- **DESCRIPTION OF THE TASK**:
Extract every line that contains the string "COVER".

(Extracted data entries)
○ ○ ○ ○
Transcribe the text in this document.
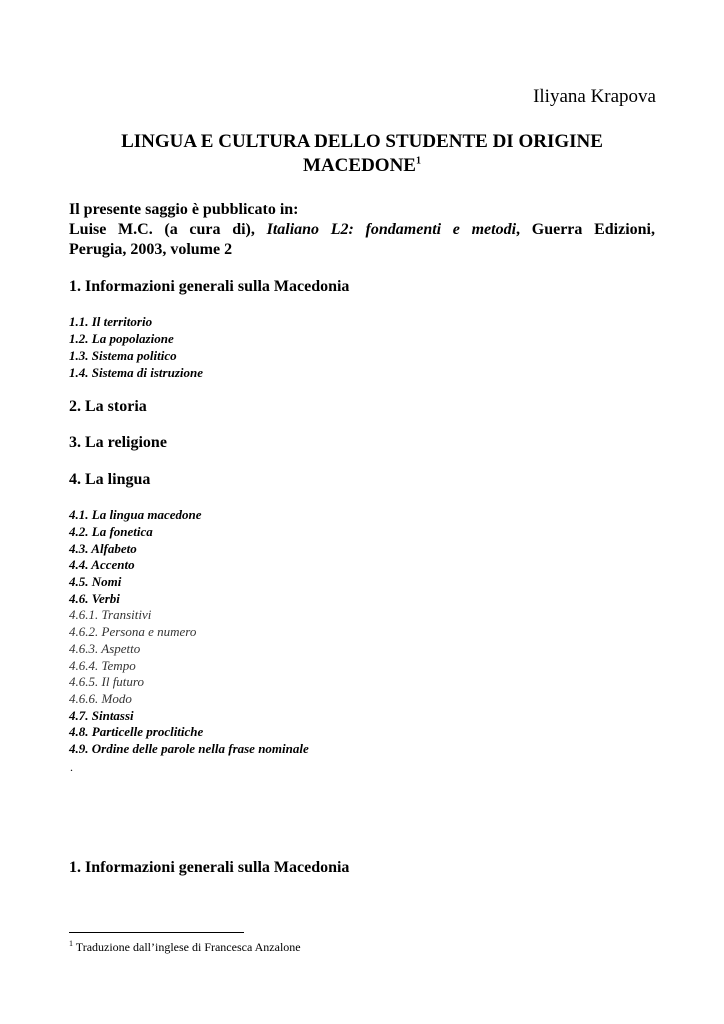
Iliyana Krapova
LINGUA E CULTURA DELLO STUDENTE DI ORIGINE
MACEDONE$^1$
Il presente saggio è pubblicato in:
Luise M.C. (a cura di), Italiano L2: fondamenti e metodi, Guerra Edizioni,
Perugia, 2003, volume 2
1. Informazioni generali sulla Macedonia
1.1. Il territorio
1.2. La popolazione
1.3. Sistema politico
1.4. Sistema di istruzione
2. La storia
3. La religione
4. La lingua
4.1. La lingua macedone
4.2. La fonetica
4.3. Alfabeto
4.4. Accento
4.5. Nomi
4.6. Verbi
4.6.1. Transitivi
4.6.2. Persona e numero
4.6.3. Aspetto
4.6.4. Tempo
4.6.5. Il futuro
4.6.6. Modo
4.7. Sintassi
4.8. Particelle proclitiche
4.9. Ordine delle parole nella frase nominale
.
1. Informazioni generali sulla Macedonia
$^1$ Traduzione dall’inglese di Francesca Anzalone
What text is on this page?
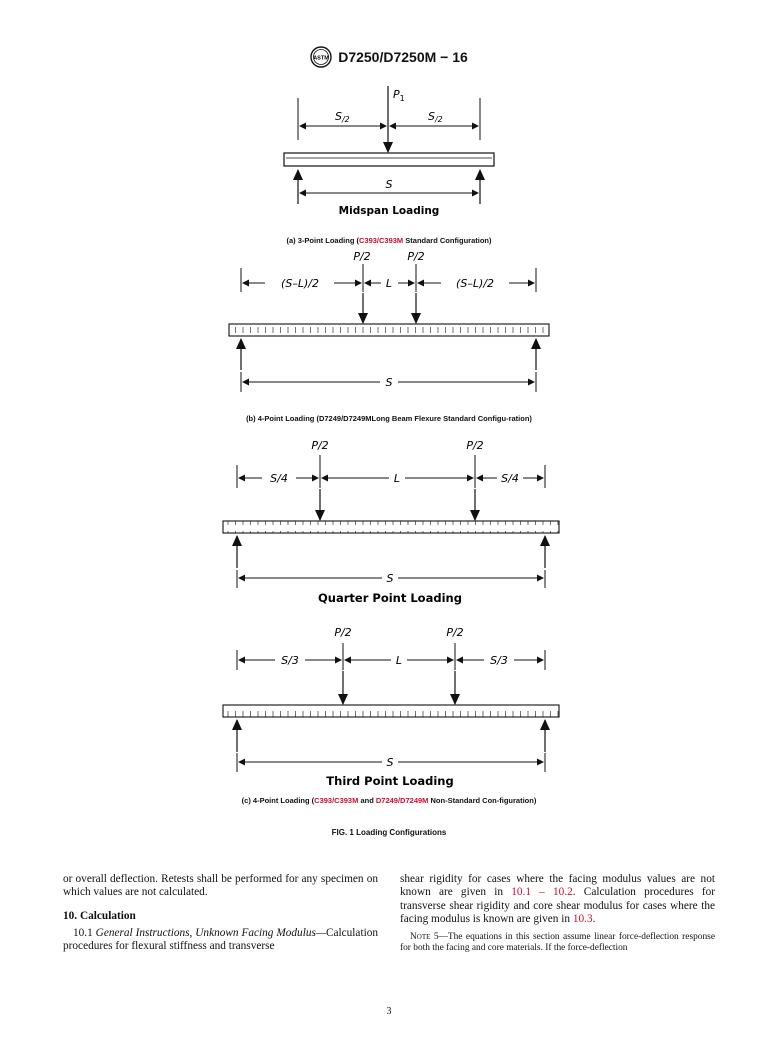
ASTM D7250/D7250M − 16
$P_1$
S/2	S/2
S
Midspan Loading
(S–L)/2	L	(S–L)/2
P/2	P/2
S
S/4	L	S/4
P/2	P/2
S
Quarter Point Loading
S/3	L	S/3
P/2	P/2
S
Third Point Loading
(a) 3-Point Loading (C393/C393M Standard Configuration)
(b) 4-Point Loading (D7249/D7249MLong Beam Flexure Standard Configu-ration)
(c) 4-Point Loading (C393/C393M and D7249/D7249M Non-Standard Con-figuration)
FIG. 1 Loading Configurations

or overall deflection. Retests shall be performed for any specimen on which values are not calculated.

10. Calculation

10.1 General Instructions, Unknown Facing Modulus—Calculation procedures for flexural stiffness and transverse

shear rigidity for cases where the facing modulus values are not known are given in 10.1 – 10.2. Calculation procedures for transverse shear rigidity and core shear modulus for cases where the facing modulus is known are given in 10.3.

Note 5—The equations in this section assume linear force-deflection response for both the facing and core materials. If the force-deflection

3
○ ○ ○ ○
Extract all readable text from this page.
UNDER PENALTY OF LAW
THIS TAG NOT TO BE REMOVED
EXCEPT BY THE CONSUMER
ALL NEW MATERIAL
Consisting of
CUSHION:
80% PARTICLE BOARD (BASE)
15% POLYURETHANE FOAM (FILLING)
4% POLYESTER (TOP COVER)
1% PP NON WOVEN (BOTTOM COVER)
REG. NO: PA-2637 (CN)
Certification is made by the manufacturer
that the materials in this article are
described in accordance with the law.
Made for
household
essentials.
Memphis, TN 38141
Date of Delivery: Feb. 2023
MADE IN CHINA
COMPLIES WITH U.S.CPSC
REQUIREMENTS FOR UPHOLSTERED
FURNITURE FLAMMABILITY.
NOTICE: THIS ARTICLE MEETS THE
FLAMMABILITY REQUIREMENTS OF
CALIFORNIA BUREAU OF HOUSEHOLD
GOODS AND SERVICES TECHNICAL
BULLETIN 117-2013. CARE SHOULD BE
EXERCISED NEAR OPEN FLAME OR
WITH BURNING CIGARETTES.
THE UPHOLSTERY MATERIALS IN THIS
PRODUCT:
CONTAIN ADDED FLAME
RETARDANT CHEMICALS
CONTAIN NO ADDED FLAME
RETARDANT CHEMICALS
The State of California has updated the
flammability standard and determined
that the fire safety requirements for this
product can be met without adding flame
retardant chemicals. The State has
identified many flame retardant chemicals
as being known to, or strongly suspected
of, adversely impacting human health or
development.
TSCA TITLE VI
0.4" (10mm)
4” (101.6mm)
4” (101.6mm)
○ ○ ○ ○
- **RESPONSE TO THIS EXERCISE**:
4% POLYESTER (TOP COVER)
1% PP NON WOVEN (BOTTOM COVER)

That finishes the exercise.